* Provided text:
Re: bgpd async nexthop update loop

2019-06-19 Thread Sebastian Benoit
ok!

Claudio Jeker(cje...@diehard.n-r-g.com) on 2019.06.17 23:08:37 +0200:
> On Mon, Jun 17, 2019 at 10:20:57PM +0200, Sebastian Benoit wrote:
> > Claudio Jeker(cje...@diehard.n-r-g.com) on 2019.06.17 21:34:30 +0200:
> > > Hi,
> > > 
> > > Now that the community rewrite is in here another diff to make bgpd more
> > > awesome. There was one loop left that did not run asynchronous compared to
> > > the main event loop. This loop was in nexthop_update() now a route server
> > > or a big route reflector would be hit hard by this loop since it will send
> > > out many updates when a nexthop becomes valid. I have seen times where the
> > > RDE was busy for 15min in nexthop_update().
> > > 
> > > This diff changes nexthop_update() to do this work asynchronous and
> > > therefor returns to the main event loop much more often.
> > > Nexthops now have a prefix pointer next_prefix which is used for looping
> > > through all prefixes. The for loop is broken up in RDE_RUNNER_ROUNDS steps
> > > which should hopefully return quickly.

* Raw records:
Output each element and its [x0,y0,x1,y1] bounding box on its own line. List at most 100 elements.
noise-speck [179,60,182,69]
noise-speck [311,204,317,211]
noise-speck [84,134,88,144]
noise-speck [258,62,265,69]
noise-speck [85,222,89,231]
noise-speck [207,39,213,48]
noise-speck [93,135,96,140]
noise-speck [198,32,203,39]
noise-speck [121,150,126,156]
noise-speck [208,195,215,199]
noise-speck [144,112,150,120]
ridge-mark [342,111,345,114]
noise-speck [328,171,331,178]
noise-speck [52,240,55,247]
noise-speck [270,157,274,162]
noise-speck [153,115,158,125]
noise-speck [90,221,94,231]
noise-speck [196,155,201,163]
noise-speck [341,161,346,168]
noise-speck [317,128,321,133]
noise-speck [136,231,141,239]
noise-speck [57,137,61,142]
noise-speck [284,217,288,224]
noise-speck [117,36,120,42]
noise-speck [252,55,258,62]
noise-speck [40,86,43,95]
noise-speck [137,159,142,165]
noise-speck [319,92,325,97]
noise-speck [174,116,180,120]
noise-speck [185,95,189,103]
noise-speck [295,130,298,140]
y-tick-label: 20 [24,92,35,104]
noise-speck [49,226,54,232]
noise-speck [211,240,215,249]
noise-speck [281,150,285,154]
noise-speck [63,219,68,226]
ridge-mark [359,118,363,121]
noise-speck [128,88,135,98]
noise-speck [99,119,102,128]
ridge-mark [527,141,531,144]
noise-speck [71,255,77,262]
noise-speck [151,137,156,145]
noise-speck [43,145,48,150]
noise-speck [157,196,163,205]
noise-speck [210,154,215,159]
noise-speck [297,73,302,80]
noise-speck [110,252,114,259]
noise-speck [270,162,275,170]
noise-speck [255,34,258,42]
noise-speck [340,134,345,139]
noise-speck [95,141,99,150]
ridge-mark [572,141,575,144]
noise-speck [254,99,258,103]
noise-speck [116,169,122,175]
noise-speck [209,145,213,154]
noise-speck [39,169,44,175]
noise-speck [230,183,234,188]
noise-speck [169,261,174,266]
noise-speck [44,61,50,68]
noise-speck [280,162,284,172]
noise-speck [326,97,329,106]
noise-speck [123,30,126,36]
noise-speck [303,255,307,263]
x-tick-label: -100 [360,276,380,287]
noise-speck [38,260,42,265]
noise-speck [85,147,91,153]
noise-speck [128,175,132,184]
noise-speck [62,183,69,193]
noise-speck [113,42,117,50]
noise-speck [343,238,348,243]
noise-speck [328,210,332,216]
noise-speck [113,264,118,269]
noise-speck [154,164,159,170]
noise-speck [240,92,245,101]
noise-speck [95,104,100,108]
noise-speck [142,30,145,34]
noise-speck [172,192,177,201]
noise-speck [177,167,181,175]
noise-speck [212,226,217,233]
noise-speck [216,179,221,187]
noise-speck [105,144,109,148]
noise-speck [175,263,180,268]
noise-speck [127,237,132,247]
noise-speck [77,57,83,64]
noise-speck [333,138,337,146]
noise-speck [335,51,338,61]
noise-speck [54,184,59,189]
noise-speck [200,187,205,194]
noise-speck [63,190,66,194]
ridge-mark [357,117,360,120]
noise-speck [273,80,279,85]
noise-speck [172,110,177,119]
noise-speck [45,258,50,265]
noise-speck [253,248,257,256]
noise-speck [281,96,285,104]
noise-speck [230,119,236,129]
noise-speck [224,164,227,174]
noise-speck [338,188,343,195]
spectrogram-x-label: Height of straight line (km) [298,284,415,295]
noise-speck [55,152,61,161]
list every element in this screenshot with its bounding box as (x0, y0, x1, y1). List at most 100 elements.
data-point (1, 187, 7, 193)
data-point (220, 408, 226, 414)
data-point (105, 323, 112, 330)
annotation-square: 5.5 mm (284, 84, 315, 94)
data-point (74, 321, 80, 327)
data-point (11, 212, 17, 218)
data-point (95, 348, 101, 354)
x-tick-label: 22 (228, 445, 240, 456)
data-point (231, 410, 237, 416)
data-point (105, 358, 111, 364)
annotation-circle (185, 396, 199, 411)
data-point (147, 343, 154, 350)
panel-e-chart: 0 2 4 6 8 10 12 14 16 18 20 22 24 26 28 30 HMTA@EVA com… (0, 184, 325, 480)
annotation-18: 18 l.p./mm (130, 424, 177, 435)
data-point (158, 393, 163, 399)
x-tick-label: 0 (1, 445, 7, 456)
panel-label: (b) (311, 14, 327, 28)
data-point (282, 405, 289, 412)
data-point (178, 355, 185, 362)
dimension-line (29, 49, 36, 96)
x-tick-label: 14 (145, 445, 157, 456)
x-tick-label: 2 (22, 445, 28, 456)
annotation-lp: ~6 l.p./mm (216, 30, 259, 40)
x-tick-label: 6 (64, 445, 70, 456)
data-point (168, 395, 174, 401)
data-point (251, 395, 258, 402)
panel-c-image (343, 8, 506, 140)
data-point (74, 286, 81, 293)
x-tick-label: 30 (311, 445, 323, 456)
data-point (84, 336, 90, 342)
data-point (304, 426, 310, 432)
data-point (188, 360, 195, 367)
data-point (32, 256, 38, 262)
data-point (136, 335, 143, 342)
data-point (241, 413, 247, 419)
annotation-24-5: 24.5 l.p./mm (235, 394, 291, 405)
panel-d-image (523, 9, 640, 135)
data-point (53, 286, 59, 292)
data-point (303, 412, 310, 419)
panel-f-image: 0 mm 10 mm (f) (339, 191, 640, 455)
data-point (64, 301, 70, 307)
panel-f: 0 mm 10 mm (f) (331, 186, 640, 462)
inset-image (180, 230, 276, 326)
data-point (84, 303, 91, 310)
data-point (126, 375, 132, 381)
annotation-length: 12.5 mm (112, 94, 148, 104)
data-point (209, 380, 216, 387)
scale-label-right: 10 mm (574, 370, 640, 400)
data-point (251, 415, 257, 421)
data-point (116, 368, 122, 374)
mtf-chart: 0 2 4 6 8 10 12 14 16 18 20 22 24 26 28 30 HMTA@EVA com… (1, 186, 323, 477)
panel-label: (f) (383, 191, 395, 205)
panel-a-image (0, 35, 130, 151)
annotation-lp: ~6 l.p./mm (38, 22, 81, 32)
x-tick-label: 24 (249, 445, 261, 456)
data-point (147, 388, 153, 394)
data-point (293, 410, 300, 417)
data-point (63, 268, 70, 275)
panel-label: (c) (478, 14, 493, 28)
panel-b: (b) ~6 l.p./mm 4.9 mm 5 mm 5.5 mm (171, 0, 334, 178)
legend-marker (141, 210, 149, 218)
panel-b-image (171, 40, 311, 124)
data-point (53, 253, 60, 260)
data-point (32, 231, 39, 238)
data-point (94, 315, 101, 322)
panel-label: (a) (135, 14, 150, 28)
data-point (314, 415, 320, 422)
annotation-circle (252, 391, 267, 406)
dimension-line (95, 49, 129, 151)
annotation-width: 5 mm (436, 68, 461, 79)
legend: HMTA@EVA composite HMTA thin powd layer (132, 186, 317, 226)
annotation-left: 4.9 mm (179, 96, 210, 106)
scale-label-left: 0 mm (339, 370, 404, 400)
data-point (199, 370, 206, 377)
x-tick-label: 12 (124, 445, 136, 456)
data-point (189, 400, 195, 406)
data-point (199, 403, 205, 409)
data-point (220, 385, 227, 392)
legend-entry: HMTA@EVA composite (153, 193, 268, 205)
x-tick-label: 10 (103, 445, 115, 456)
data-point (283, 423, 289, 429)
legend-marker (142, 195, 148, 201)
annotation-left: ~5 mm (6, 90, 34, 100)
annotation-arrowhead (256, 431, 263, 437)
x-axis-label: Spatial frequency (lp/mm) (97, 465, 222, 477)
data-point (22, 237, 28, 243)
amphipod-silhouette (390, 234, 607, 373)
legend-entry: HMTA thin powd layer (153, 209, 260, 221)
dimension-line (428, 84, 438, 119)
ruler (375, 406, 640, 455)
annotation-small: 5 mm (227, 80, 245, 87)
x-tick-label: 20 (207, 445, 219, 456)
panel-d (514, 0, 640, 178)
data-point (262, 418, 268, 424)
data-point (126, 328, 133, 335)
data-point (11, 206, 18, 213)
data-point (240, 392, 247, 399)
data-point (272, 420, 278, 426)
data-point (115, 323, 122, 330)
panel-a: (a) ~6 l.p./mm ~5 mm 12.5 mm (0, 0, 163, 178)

* Given problem:
Pick up the bgpd nexthop update thread after its final sentence and continue writing it.

* Task output:
> > > 
> > > Additionally prefixes belonging to a RIB that is not evaluated (no
> > > decision process running) are no longer linked into this nexthop list
> > > which should also shorten the loop a bit (at least Adj-RIB-In and
> > > Adj-RIB-Out are now skipped). To make this work correctly the linking and
> > > unlinking of prefixes has been adjusted to always work in the right way
> > > (nexhop last on link and first on unlink).
> > 
> > reads ok, one comment.
> 
> Fixed.
>  
> > > When testing please watch out for this message:
> > > prefix_updateall: prefix with F_RIB_NOEVALUATE hit
> > > This should never happen.
> > > 
> > > I'm running this on a few routers with good success. Please check if you 
> > > see
> > > a) worse convergence time (updates propagating much slower)
> > > b) better responsiveness (to e.g. bgpctl commands)
> > 
> > i see things much faster, actually too fast, i cant meaningdul test bgpctl
> > responsiveness.
> 
> You just need around 500 peers which are affected by a big nexthop update :)
>  
> > > There is some potential for tuning but I would prefer to do this at a
> > > later stage.
> > 
> > sure. one question about that: is the TAILQ_INSERT_TAIL/TAILQ_INSERT_HEAD
> > optimal?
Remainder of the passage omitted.